** Begin Supplied records **

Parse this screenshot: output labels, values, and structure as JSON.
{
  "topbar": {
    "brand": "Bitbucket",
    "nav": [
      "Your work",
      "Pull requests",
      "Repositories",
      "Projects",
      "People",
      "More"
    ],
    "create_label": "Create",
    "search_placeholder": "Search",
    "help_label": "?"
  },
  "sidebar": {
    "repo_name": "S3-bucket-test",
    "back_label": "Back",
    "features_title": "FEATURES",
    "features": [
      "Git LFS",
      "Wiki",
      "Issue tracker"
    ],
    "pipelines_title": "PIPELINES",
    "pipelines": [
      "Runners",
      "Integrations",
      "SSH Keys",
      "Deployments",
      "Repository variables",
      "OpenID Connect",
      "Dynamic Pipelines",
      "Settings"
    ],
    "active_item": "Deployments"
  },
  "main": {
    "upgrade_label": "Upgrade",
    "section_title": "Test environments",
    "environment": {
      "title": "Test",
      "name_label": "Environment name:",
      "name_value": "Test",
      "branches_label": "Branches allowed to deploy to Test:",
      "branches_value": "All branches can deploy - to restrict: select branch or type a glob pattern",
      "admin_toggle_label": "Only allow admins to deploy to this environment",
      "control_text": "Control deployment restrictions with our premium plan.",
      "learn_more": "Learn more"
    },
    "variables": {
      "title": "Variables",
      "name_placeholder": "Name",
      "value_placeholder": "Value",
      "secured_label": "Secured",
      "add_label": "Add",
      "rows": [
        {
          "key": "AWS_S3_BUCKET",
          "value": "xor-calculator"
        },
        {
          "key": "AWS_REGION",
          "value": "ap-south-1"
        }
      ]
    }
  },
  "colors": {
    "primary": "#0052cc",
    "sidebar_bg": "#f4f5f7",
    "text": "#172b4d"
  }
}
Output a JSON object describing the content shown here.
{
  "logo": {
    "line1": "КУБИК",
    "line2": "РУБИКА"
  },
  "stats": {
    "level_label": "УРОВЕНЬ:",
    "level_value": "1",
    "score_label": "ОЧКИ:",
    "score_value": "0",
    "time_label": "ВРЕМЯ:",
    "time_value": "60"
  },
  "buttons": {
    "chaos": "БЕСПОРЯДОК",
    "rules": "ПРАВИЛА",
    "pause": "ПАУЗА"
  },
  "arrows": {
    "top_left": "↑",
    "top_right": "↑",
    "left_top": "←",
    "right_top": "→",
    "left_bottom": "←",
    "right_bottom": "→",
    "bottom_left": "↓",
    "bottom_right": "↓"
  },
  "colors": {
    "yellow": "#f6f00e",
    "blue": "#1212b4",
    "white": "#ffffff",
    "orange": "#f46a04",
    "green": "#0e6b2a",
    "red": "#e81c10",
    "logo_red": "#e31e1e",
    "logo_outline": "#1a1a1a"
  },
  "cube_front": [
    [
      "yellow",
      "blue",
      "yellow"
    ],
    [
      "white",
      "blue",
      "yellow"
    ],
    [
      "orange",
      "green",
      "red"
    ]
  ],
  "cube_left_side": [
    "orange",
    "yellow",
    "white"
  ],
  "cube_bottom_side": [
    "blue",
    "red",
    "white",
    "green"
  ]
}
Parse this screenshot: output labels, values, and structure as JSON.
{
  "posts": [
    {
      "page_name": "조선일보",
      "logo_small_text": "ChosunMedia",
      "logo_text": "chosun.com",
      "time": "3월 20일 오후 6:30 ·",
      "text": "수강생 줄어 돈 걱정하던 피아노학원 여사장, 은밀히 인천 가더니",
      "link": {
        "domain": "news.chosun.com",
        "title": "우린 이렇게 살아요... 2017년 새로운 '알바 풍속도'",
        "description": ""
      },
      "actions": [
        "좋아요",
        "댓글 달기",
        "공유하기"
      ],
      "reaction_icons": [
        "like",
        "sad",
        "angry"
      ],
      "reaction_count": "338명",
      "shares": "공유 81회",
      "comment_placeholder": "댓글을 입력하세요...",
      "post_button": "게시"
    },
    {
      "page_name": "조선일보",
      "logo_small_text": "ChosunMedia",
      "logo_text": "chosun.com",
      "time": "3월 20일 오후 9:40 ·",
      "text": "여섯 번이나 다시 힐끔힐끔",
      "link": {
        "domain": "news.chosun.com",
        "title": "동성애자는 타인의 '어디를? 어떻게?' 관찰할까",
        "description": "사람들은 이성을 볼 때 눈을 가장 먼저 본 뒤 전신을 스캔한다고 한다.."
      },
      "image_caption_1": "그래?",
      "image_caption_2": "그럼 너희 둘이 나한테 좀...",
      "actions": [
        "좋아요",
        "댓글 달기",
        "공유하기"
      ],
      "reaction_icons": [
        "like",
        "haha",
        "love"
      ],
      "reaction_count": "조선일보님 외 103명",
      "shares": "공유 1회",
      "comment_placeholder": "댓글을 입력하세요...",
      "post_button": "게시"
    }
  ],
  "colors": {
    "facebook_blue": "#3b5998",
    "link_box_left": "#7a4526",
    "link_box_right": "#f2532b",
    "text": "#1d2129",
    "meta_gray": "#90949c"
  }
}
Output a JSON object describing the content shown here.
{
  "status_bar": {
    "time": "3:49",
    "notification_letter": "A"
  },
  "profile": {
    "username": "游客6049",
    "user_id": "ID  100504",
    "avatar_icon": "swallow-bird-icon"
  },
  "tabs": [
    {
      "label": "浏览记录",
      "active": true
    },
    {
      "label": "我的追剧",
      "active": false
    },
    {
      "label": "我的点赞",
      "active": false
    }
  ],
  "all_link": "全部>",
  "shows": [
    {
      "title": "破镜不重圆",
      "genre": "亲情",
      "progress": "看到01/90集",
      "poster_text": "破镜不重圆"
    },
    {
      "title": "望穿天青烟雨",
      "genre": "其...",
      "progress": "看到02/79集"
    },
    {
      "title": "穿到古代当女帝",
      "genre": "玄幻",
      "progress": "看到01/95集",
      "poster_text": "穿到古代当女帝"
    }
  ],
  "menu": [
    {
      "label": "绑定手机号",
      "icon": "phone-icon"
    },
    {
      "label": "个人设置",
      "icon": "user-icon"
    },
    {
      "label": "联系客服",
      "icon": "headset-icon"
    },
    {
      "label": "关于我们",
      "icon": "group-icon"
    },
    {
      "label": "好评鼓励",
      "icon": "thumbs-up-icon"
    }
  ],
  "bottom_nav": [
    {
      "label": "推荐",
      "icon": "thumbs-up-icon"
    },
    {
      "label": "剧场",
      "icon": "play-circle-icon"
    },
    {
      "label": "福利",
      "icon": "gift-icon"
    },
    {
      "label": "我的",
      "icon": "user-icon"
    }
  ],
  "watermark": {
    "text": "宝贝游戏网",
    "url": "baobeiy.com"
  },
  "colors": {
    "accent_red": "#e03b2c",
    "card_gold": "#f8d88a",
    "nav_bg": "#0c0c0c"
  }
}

** End Supplied records **

- Goal: Write out the full set of records exactly as given.

- Reply:
Parse this screenshot: output labels, values, and structure as JSON.
{
  "topbar": {
    "brand": "Bitbucket",
    "nav": [
      "Your work",
      "Pull requests",
      "Repositories",
      "Projects",
      "People",
      "More"
    ],
    "create_label": "Create",
    "search_placeholder": "Search",
    "help_label": "?"
  },
  "sidebar": {
    "repo_name": "S3-bucket-test",
    "back_label": "Back",
    "features_title": "FEATURES",
    "features": [
      "Git LFS",
      "Wiki",
      "Issue tracker"
    ],
    "pipelines_title": "PIPELINES",
    "pipelines": [
      "Runners",
      "Integrations",
      "SSH Keys",
      "Deployments",
      "Repository variables",
      "OpenID Connect",
      "Dynamic Pipelines",
      "Settings"
    ],
    "active_item": "Deployments"
  },
  "main": {
    "upgrade_label": "Upgrade",
    "section_title": "Test environments",
    "environment": {
      "title": "Test",
      "name_label": "Environment name:",
      "name_value": "Test",
      "branches_label": "Branches allowed to deploy to Test:",
      "branches_value": "All branches can deploy - to restrict: select branch or type a glob pattern",
      "admin_toggle_label": "Only allow admins to deploy to this environment",
      "control_text": "Control deployment restrictions with our premium plan.",
      "learn_more": "Learn more"
    },
    "variables": {
      "title": "Variables",
      "name_placeholder": "Name",
      "value_placeholder": "Value",
      "secured_label": "Secured",
      "add_label": "Add",
      "rows": [
        {
          "key": "AWS_S3_BUCKET",
          "value": "xor-calculator"
        },
        {
          "key": "AWS_REGION",
          "value": "ap-south-1"
        }
      ]
    }
  },
  "colors": {
    "primary": "#0052cc",
    "sidebar_bg": "#f4f5f7",
    "text": "#172b4d"
  }
}
Output a JSON object describing the content shown here.
{
  "logo": {
    "line1": "КУБИК",
    "line2": "РУБИКА"
  },
  "stats": {
    "level_label": "УРОВЕНЬ:",
    "level_value": "1",
    "score_label": "ОЧКИ:",
    "score_value": "0",
    "time_label": "ВРЕМЯ:",
    "time_value": "60"
  },
  "buttons": {
    "chaos": "БЕСПОРЯДОК",
    "rules": "ПРАВИЛА",
    "pause": "ПАУЗА"
  },
  "arrows": {
    "top_left": "↑",
    "top_right": "↑",
    "left_top": "←",
    "right_top": "→",
    "left_bottom": "←",
    "right_bottom": "→",
    "bottom_left": "↓",
    "bottom_right": "↓"
  },
  "colors": {
    "yellow": "#f6f00e",
    "blue": "#1212b4",
    "white": "#ffffff",
    "orange": "#f46a04",
    "green": "#0e6b2a",
    "red": "#e81c10",
    "logo_red": "#e31e1e",
    "logo_outline": "#1a1a1a"
  },
  "cube_front": [
    [
      "yellow",
      "blue",
      "yellow"
    ],
    [
      "white",
      "blue",
      "yellow"
    ],
    [
      "orange",
      "green",
      "red"
    ]
  ],
  "cube_left_side": [
    "orange",
    "yellow",
    "white"
  ],
  "cube_bottom_side": [
    "blue",
    "red",
    "white",
    "green"
  ]
}
Parse this screenshot: output labels, values, and structure as JSON.
{
  "posts": [
    {
      "page_name": "조선일보",
      "logo_small_text": "ChosunMedia",
      "logo_text": "chosun.com",
      "time": "3월 20일 오후 6:30 ·",
      "text": "수강생 줄어 돈 걱정하던 피아노학원 여사장, 은밀히 인천 가더니",
      "link": {
        "domain": "news.chosun.com",
        "title": "우린 이렇게 살아요... 2017년 새로운 '알바 풍속도'",
        "description": ""
      },
      "actions": [
        "좋아요",
        "댓글 달기",
        "공유하기"
      ],
      "reaction_icons": [
        "like",
        "sad",
        "angry"
      ],
      "reaction_count": "338명",
      "shares": "공유 81회",
      "comment_placeholder": "댓글을 입력하세요...",
      "post_button": "게시"
    },
    {
      "page_name": "조선일보",
      "logo_small_text": "ChosunMedia",
      "logo_text": "chosun.com",
      "time": "3월 20일 오후 9:40 ·",
      "text": "여섯 번이나 다시 힐끔힐끔",
      "link": {
        "domain": "news.chosun.com",
        "title": "동성애자는 타인의 '어디를? 어떻게?' 관찰할까",
        "description": "사람들은 이성을 볼 때 눈을 가장 먼저 본 뒤 전신을 스캔한다고 한다.."
      },
      "image_caption_1": "그래?",
      "image_caption_2": "그럼 너희 둘이 나한테 좀...",
      "actions": [
        "좋아요",
        "댓글 달기",
        "공유하기"
      ],
      "reaction_icons": [
        "like",
        "haha",
        "love"
      ],
      "reaction_count": "조선일보님 외 103명",
      "shares": "공유 1회",
      "comment_placeholder": "댓글을 입력하세요...",
      "post_button": "게시"
    }
  ],
  "colors": {
    "facebook_blue": "#3b5998",
    "link_box_left": "#7a4526",
    "link_box_right": "#f2532b",
    "text": "#1d2129",
    "meta_gray": "#90949c"
  }
}
Output a JSON object describing the content shown here.
{
  "status_bar": {
    "time": "3:49",
    "notification_letter": "A"
  },
  "profile": {
    "username": "游客6049",
    "user_id": "ID  100504",
    "avatar_icon": "swallow-bird-icon"
  },
  "tabs": [
    {
      "label": "浏览记录",
      "active": true
    },
    {
      "label": "我的追剧",
      "active": false
    },
    {
      "label": "我的点赞",
      "active": false
    }
  ],
  "all_link": "全部>",
  "shows": [
    {
      "title": "破镜不重圆",
      "genre": "亲情",
      "progress": "看到01/90集",
      "poster_text": "破镜不重圆"
    },
    {
      "title": "望穿天青烟雨",
      "genre": "其...",
      "progress": "看到02/79集"
    },
    {
      "title": "穿到古代当女帝",
      "genre": "玄幻",
      "progress": "看到01/95集",
      "poster_text": "穿到古代当女帝"
    }
  ],
  "menu": [
    {
      "label": "绑定手机号",
      "icon": "phone-icon"
    },
    {
      "label": "个人设置",
      "icon": "user-icon"
    },
    {
      "label": "联系客服",
      "icon": "headset-icon"
    },
    {
      "label": "关于我们",
      "icon": "group-icon"
    },
    {
      "label": "好评鼓励",
      "icon": "thumbs-up-icon"
    }
  ],
  "bottom_nav": [
    {
      "label": "推荐",
      "icon": "thumbs-up-icon"
    },
    {
      "label": "剧场",
      "icon": "play-circle-icon"
    },
    {
      "label": "福利",
      "icon": "gift-icon"
    },
    {
      "label": "我的",
      "icon": "user-icon"
    }
  ],
  "watermark": {
    "text": "宝贝游戏网",
    "url": "baobeiy.com"
  },
  "colors": {
    "accent_red": "#e03b2c",
    "card_gold": "#f8d88a",
    "nav_bg": "#0c0c0c"
  }
}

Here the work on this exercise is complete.